THE PROBLEM >>
The records underneath are to be repeated exactly, with the pictures left out.

DATA FOR THIS EXERCISE >>
= = =

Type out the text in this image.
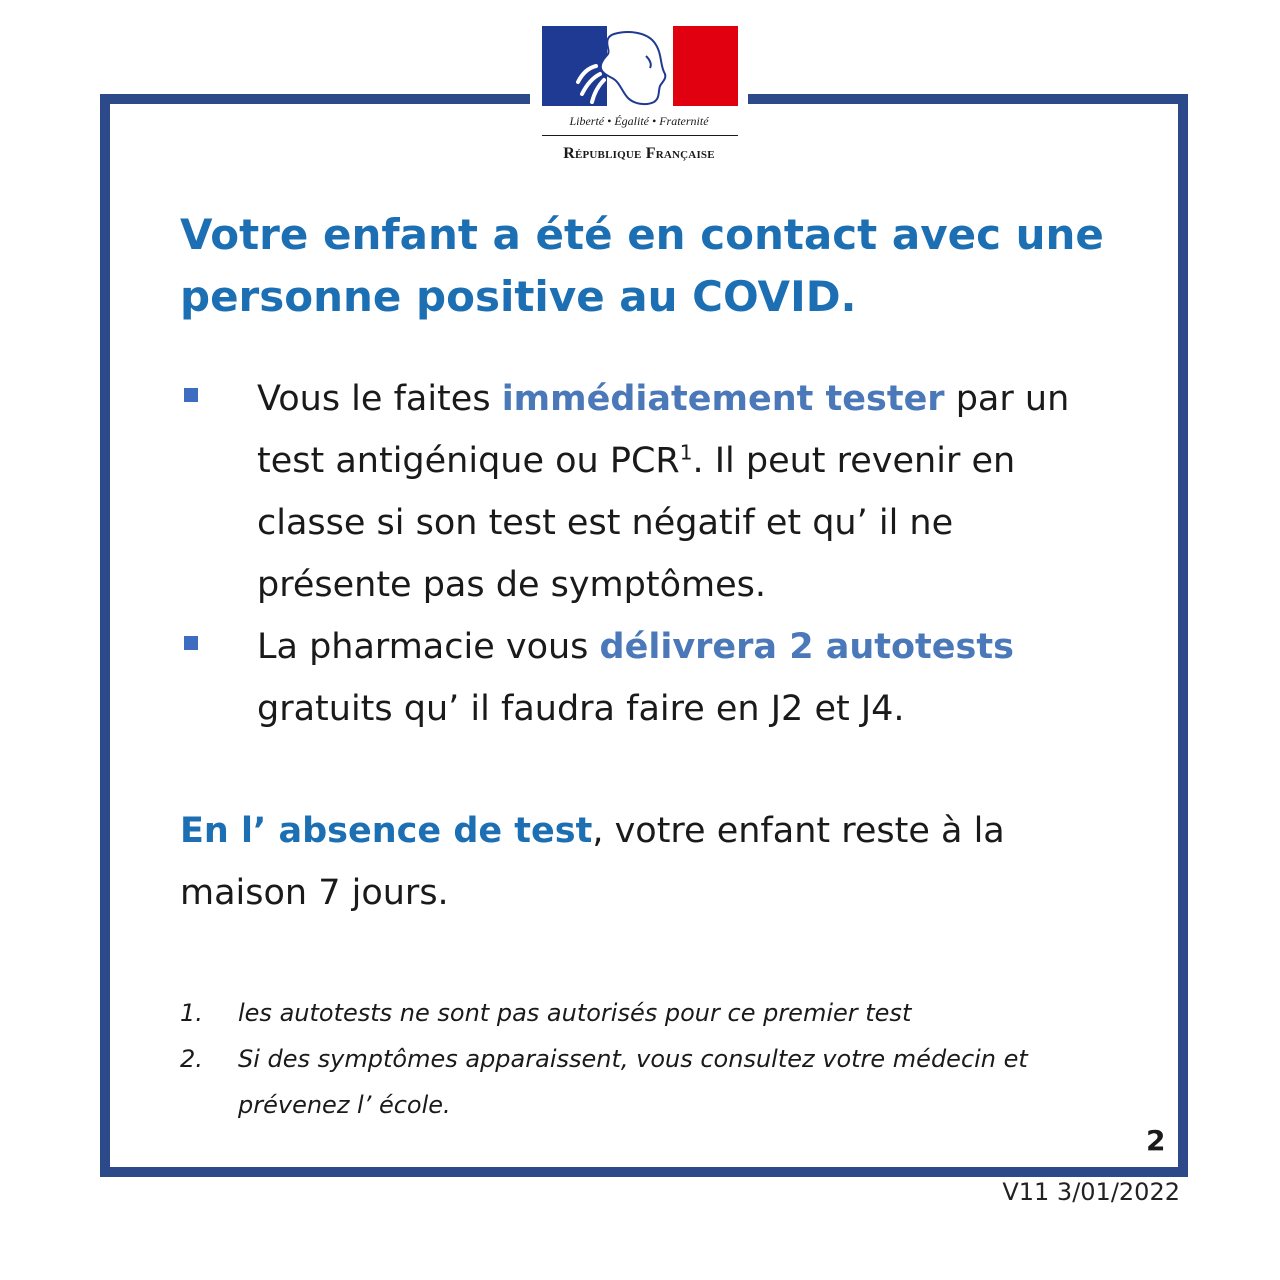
Liberté • Égalité • Fraternité
République Française
Votre enfant a été en contact avec une personne positive au COVID.
Vous le faites immédiatement tester par un test antigénique ou PCR$^1$. Il peut revenir en classe si son test est négatif et qu’ il ne présente pas de symptômes.
La pharmacie vous délivrera 2 autotests gratuits qu’ il faudra faire en J2 et J4.

En l’ absence de test, votre enfant reste à la maison 7 jours.

1. les autotests ne sont pas autorisés pour ce premier test
2. Si des symptômes apparaissent, vous consultez votre médecin et prévenez l’ école.
2
V11 3/01/2022
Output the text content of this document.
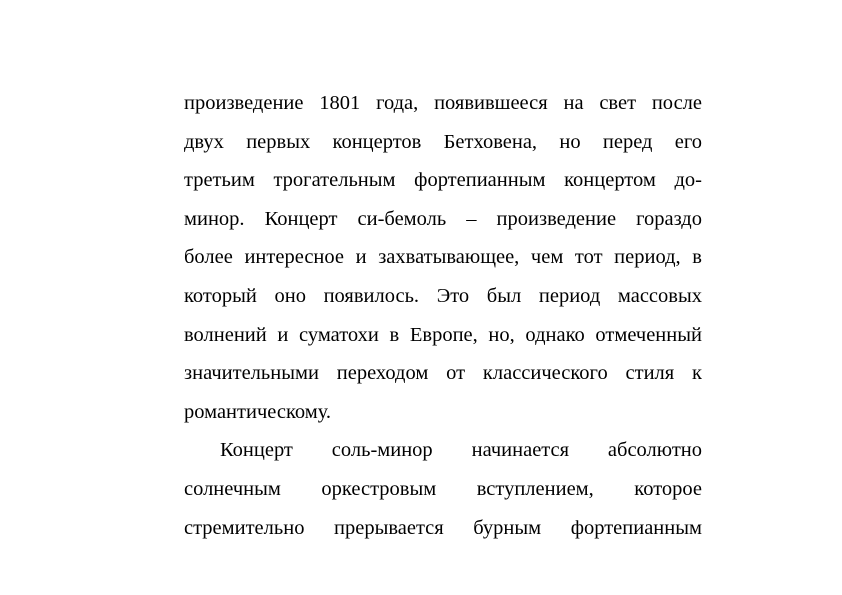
произведение 1801 года, появившееся на свет после
двух первых концертов Бетховена, но перед его
третьим трогательным фортепианным концертом до-
минор. Концерт си-бемоль – произведение гораздо
более интересное и захватывающее, чем тот период, в
который оно появилось. Это был период массовых
волнений и суматохи в Европе, но, однако отмеченный
значительными переходом от классического стиля к
романтическому.
Концерт соль-минор начинается абсолютно
солнечным оркестровым вступлением, которое
стремительно прерывается бурным фортепианным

= = =

FULL ANSWER >>
Type out the text in this image.
Liberté • Égalité • Fraternité
République Française
Votre enfant a été en contact avec une personne positive au COVID.
Vous le faites immédiatement tester par un test antigénique ou PCR$^1$. Il peut revenir en classe si son test est négatif et qu’ il ne présente pas de symptômes.
La pharmacie vous délivrera 2 autotests gratuits qu’ il faudra faire en J2 et J4.

En l’ absence de test, votre enfant reste à la maison 7 jours.

1. les autotests ne sont pas autorisés pour ce premier test
2. Si des symptômes apparaissent, vous consultez votre médecin et prévenez l’ école.
2
V11 3/01/2022
Output the text content of this document.
произведение 1801 года, появившееся на свет после
двух первых концертов Бетховена, но перед его
третьим трогательным фортепианным концертом до-
минор. Концерт си-бемоль – произведение гораздо
более интересное и захватывающее, чем тот период, в
который оно появилось. Это был период массовых
волнений и суматохи в Европе, но, однако отмеченный
значительными переходом от классического стиля к
романтическому.
Концерт соль-минор начинается абсолютно
солнечным оркестровым вступлением, которое
стремительно прерывается бурным фортепианным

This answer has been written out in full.